(Your instructions) Please copy the rows below word for word, starting at the line containing "Enumerate the UI" and ending at the line containing "Localize each UI", with both of those lines included. Leave the pictures out.

------ Information shown ------

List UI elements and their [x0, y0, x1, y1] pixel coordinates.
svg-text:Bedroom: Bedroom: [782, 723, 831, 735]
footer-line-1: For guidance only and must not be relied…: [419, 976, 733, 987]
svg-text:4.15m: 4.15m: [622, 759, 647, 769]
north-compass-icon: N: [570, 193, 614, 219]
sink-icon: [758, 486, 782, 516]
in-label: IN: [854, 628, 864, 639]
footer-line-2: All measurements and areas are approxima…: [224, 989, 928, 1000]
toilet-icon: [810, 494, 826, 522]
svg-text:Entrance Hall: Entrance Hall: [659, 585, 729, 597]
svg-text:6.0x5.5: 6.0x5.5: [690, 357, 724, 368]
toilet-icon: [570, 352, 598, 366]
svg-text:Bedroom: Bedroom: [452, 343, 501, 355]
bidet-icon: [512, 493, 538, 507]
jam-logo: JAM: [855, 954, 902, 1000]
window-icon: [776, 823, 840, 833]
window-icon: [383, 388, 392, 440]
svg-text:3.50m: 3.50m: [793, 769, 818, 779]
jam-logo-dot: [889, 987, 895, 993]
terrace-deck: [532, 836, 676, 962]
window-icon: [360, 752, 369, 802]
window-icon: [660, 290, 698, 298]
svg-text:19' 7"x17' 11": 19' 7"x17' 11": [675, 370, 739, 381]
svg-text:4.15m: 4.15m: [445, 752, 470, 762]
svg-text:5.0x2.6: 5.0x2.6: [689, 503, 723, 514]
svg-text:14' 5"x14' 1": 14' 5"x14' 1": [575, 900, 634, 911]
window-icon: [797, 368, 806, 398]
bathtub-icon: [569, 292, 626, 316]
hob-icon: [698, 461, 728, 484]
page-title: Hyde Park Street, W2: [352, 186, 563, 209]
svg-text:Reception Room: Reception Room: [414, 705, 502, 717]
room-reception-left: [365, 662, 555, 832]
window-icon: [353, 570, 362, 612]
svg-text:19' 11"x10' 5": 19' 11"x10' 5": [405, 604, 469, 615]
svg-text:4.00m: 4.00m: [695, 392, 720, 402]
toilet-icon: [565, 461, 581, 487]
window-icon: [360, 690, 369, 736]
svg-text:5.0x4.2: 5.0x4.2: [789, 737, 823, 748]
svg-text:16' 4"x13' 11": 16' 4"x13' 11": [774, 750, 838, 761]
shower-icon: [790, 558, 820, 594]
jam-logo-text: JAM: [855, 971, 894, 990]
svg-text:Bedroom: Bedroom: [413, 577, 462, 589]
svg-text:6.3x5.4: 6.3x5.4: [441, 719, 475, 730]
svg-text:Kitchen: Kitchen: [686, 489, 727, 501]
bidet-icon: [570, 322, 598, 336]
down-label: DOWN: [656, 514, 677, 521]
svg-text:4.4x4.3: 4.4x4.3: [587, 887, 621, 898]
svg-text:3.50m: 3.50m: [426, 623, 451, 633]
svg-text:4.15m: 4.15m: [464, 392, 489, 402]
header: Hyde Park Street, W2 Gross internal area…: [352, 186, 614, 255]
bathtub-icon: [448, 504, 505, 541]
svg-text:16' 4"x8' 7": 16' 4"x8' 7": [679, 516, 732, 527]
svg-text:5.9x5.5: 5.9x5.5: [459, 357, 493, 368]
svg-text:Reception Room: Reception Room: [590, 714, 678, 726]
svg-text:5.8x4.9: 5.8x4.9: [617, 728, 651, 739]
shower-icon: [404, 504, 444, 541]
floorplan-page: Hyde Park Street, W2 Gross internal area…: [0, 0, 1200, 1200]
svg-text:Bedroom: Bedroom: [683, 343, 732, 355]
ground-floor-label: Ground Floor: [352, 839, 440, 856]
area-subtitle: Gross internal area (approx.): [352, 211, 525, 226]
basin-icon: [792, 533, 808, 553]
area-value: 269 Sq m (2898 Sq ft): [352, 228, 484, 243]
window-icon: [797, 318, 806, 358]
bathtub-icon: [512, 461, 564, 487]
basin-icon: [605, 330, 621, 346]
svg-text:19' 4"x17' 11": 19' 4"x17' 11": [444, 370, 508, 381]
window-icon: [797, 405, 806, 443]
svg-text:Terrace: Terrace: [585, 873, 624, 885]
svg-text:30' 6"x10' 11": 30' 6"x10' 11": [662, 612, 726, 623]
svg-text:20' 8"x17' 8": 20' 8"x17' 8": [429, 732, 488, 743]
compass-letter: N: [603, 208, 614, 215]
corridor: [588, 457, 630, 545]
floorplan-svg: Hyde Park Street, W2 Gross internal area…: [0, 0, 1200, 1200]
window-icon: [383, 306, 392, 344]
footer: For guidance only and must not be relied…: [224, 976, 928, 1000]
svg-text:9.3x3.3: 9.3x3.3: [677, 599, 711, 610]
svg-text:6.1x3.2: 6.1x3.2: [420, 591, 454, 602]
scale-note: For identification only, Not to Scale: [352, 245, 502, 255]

------
------ Information shown ------

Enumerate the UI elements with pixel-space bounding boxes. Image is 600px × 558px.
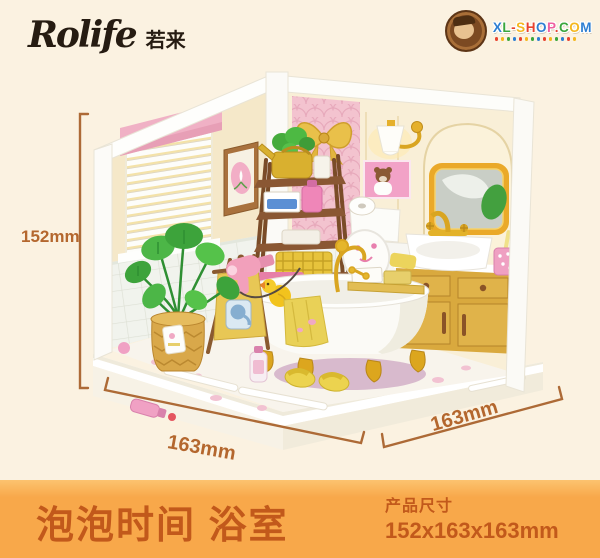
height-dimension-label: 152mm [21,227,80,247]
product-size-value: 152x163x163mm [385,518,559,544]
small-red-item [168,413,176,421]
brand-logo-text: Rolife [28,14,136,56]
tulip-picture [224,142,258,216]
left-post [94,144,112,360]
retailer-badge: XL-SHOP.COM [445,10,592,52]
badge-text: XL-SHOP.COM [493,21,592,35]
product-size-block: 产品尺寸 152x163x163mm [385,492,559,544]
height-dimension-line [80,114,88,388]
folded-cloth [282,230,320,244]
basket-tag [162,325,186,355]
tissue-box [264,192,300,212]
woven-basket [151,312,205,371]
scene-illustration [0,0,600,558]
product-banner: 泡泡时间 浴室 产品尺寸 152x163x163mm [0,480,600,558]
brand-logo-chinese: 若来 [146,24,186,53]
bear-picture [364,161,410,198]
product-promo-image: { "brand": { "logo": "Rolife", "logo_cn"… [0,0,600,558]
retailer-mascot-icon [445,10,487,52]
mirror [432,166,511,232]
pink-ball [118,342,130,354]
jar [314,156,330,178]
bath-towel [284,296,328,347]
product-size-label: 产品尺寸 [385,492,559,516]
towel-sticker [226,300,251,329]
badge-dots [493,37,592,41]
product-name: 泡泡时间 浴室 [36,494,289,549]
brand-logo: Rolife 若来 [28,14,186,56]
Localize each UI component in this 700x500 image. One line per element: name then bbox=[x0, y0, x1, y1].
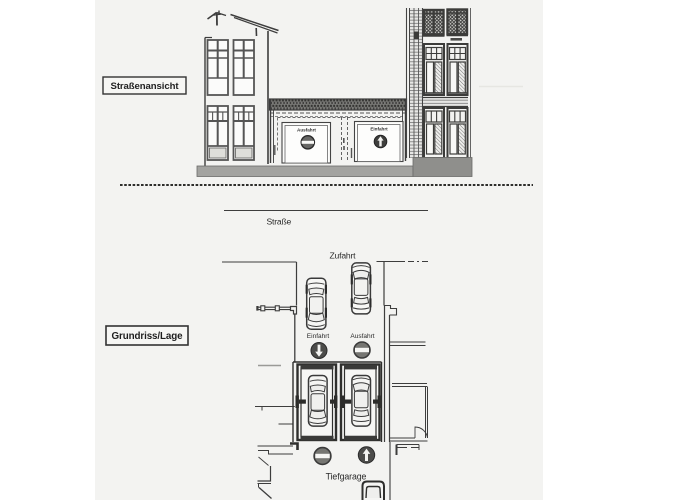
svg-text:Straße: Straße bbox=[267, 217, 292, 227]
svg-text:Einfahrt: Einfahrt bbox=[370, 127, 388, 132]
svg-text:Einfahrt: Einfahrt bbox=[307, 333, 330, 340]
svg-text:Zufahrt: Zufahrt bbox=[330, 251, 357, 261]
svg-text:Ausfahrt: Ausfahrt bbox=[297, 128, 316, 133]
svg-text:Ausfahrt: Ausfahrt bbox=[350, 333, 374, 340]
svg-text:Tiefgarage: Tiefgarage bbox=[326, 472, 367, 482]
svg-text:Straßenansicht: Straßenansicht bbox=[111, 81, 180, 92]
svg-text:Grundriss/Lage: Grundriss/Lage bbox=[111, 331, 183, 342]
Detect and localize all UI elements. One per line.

------

(Exercise answer)
Enumerate the UI elements with pixel-space bounding boxes. Image is 600px × 558px.
height-dimension-label: 152mm [21,227,80,247]
product-size-value: 152x163x163mm [385,518,559,544]
small-red-item [168,413,176,421]
brand-logo-text: Rolife [28,14,136,56]
tulip-picture [224,142,258,216]
left-post [94,144,112,360]
retailer-badge: XL-SHOP.COM [445,10,592,52]
badge-text: XL-SHOP.COM [493,21,592,35]
product-size-block: 产品尺寸 152x163x163mm [385,492,559,544]
height-dimension-line [80,114,88,388]
folded-cloth [282,230,320,244]
basket-tag [162,325,186,355]
tissue-box [264,192,300,212]
woven-basket [151,312,205,371]
scene-illustration [0,0,600,558]
product-banner: 泡泡时间 浴室 产品尺寸 152x163x163mm [0,480,600,558]
brand-logo-chinese: 若来 [146,24,186,53]
bear-picture [364,161,410,198]
product-promo-image: { "brand": { "logo": "Rolife", "logo_cn"… [0,0,600,558]
retailer-mascot-icon [445,10,487,52]
mirror [432,166,511,232]
pink-ball [118,342,130,354]
jar [314,156,330,178]
bath-towel [284,296,328,347]
product-size-label: 产品尺寸 [385,492,559,516]
towel-sticker [226,300,251,329]
badge-dots [493,37,592,41]
product-name: 泡泡时间 浴室 [36,494,289,549]
brand-logo: Rolife 若来 [28,14,186,56]
Localize each UI component in this 700x500 image. One line per element: name then bbox=[x0, y0, x1, y1].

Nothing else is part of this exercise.